═══ DATA SHOWN ═══

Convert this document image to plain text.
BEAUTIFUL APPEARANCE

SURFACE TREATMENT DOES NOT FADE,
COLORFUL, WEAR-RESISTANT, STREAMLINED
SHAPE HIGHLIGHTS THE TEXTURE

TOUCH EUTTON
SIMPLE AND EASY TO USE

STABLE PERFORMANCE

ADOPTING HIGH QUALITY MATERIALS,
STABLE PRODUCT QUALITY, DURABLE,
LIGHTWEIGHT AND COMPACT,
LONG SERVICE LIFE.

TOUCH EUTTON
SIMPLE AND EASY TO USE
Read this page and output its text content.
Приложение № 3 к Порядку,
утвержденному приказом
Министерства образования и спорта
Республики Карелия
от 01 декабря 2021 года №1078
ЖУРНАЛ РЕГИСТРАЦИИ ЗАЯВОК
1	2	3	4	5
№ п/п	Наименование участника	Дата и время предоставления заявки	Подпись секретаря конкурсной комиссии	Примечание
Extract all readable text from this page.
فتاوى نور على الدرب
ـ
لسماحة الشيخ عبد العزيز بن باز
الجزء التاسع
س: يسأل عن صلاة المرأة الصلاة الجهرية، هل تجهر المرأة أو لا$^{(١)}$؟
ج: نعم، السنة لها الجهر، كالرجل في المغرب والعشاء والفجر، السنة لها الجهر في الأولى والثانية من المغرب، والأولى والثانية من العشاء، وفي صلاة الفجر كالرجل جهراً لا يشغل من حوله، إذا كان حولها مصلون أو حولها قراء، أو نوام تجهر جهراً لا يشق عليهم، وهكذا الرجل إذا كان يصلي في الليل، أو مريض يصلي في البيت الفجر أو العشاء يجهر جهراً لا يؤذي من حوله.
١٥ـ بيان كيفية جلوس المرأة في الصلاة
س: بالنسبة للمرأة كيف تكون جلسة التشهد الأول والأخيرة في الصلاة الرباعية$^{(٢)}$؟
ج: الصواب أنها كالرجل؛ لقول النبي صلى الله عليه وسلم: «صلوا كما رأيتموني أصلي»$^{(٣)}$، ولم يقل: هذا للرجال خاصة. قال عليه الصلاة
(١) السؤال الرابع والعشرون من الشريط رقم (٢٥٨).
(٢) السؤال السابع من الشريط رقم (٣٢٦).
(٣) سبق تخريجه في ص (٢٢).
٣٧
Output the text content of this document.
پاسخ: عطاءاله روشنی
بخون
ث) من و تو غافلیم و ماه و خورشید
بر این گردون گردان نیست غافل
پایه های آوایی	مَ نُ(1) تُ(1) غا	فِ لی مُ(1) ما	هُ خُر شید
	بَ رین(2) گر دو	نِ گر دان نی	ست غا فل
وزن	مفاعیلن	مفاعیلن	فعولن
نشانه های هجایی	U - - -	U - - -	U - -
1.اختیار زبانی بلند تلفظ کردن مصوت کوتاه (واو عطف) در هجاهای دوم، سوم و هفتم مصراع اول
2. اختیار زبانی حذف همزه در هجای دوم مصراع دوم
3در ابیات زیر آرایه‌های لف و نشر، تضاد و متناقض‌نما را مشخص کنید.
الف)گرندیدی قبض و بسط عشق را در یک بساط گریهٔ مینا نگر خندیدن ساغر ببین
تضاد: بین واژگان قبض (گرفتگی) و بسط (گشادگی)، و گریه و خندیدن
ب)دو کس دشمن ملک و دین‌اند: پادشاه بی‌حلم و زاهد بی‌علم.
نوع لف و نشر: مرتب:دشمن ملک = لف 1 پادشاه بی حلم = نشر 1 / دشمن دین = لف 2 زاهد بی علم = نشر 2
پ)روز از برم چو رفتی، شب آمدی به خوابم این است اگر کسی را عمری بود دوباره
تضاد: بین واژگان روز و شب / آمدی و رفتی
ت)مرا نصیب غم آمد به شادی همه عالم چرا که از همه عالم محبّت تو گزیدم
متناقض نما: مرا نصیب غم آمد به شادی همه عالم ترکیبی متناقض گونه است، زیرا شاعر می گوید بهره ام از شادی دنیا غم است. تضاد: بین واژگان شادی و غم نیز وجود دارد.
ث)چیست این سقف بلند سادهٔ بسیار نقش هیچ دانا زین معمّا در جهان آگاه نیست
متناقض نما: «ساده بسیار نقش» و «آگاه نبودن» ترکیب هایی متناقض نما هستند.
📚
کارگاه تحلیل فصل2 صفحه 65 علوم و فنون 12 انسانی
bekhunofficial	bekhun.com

═══

STATED EXERCISE: Each line in the listing above that contains "آمدی" should be copied.

RESULT FOR THIS TASK:
پ)روز از برم چو رفتی، شب آمدی به خوابم این است اگر کسی را عمری بود دوباره
تضاد: بین واژگان روز و شب / آمدی و رفتی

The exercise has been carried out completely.